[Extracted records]
┄┄┄┄┄┄
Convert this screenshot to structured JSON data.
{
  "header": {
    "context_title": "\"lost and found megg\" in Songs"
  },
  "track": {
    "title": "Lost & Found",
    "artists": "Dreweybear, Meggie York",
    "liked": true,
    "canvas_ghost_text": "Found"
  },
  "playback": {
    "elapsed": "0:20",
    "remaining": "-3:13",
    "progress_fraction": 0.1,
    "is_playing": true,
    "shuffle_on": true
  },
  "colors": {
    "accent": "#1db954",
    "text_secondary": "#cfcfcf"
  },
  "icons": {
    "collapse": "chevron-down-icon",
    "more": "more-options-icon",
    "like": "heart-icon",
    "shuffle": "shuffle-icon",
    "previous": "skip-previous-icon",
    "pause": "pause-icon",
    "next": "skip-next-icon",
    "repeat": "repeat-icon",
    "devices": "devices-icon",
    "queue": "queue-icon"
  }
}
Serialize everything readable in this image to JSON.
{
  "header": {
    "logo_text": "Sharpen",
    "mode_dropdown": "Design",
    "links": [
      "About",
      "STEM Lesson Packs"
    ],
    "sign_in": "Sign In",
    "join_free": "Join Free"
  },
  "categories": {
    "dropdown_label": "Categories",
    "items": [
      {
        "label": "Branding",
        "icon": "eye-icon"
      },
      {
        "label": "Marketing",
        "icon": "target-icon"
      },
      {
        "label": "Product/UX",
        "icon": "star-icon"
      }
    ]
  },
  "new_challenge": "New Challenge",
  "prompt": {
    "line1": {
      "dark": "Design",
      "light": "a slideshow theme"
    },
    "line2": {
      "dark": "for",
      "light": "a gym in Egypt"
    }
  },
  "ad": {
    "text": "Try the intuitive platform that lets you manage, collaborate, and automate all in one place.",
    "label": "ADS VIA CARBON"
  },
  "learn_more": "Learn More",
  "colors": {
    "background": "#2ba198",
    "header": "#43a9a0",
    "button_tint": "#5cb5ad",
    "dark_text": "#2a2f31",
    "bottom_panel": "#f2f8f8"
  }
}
┄┄┄┄┄┄
WRITTEN PROBLEM = Would you give again, word for word, every line from the one with "Serialize everything readable" through the final line of the listing above?

THE COMPLETED TASK =
Serialize everything readable in this image to JSON.
{
  "header": {
    "logo_text": "Sharpen",
    "mode_dropdown": "Design",
    "links": [
      "About",
      "STEM Lesson Packs"
    ],
    "sign_in": "Sign In",
    "join_free": "Join Free"
  },
  "categories": {
    "dropdown_label": "Categories",
    "items": [
      {
        "label": "Branding",
        "icon": "eye-icon"
      },
      {
        "label": "Marketing",
        "icon": "target-icon"
      },
      {
        "label": "Product/UX",
        "icon": "star-icon"
      }
    ]
  },
  "new_challenge": "New Challenge",
  "prompt": {
    "line1": {
      "dark": "Design",
      "light": "a slideshow theme"
    },
    "line2": {
      "dark": "for",
      "light": "a gym in Egypt"
    }
  },
  "ad": {
    "text": "Try the intuitive platform that lets you manage, collaborate, and automate all in one place.",
    "label": "ADS VIA CARBON"
  },
  "learn_more": "Learn More",
  "colors": {
    "background": "#2ba198",
    "header": "#43a9a0",
    "button_tint": "#5cb5ad",
    "dark_text": "#2a2f31",
    "bottom_panel": "#f2f8f8"
  }
}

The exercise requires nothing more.